Begin Records for processing

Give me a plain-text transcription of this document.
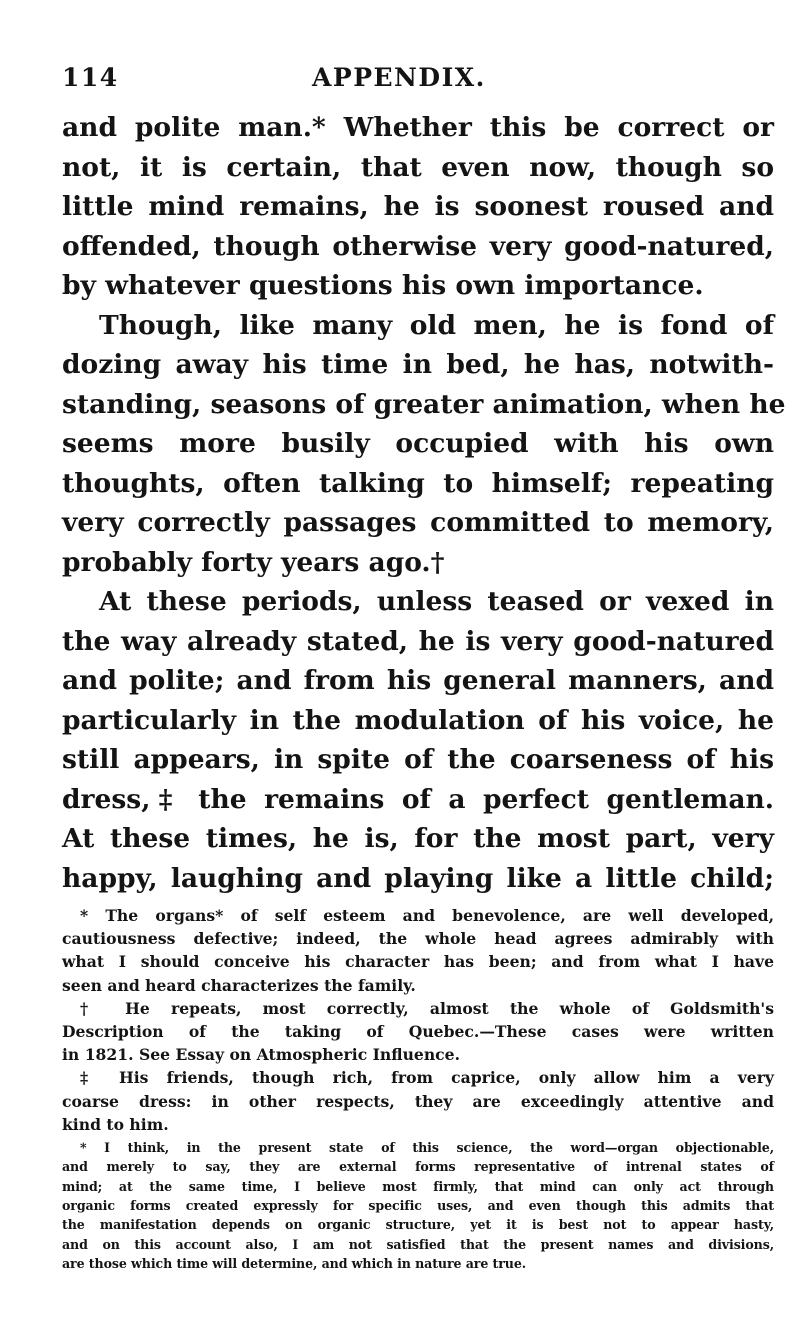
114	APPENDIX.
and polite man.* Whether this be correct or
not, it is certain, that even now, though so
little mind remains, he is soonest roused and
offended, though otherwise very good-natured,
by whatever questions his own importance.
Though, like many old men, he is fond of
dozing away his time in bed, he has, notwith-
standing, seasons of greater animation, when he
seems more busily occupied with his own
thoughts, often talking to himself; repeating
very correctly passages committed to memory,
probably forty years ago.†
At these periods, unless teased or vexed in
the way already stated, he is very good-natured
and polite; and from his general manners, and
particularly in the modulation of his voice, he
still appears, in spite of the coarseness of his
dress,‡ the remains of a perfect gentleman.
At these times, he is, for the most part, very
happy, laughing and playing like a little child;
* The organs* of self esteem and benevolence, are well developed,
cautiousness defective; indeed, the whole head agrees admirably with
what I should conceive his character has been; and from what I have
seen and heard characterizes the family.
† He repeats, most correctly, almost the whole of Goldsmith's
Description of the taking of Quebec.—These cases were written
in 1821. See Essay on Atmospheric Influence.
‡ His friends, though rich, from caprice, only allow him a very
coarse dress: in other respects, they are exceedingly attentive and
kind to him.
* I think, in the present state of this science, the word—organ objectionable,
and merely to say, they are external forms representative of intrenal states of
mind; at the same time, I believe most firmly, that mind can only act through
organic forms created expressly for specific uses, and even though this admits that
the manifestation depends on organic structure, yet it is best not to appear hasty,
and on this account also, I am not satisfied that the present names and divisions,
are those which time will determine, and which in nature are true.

End Records for processing
Begin Records for processing

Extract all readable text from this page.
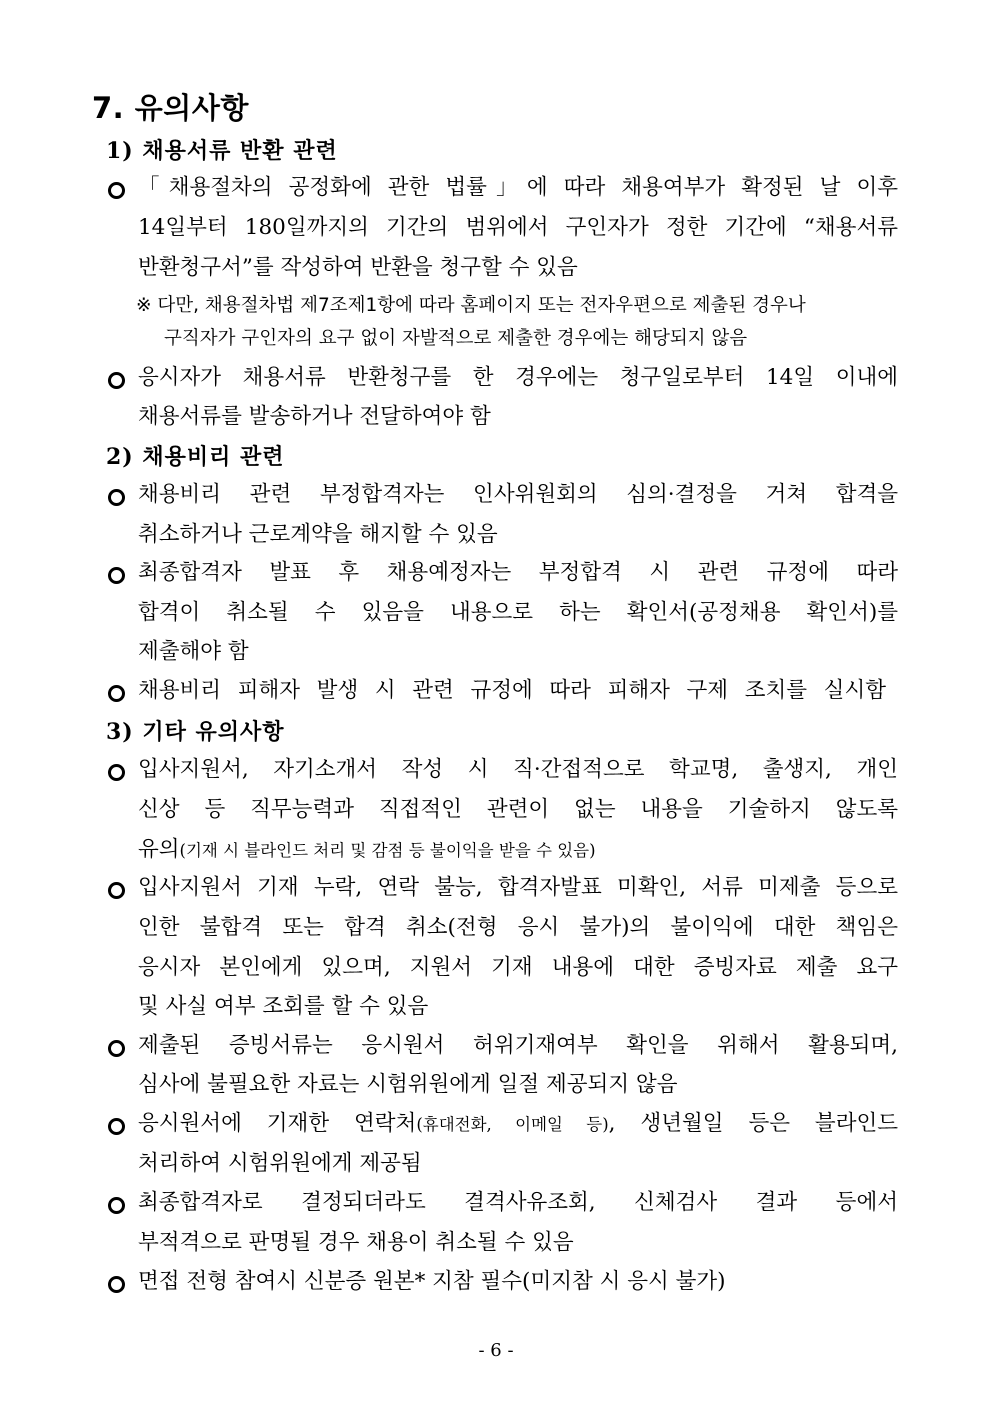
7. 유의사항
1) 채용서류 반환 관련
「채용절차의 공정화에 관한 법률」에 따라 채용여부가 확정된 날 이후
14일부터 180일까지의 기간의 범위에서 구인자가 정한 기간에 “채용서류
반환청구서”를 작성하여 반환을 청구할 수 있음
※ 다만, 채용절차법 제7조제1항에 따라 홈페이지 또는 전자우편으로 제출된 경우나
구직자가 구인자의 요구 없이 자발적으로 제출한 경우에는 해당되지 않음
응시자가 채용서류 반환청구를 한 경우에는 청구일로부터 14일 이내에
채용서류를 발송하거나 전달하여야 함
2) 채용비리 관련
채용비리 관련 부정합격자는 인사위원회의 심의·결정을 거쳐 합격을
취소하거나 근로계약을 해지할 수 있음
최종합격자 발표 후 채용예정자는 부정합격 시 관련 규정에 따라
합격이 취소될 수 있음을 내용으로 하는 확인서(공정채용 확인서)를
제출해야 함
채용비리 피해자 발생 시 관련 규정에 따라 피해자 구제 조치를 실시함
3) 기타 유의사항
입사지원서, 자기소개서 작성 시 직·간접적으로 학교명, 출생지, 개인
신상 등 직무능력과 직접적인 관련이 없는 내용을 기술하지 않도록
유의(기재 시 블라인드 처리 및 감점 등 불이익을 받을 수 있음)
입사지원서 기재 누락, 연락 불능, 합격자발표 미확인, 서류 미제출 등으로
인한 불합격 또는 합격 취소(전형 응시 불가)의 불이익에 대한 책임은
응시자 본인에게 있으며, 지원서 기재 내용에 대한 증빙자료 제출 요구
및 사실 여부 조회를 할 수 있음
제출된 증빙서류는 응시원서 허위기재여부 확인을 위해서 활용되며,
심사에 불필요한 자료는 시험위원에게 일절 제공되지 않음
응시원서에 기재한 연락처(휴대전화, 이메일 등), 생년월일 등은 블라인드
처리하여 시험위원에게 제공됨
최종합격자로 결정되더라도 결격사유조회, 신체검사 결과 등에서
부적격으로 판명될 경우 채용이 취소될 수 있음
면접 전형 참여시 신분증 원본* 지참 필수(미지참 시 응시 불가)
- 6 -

End Records for processing

• [Exercise description]
Pull out every line of the records above that contains the word "dress".

• [Answer to this task]
dress,‡ the remains of a perfect gentleman.
coarse dress: in other respects, they are exceedingly attentive and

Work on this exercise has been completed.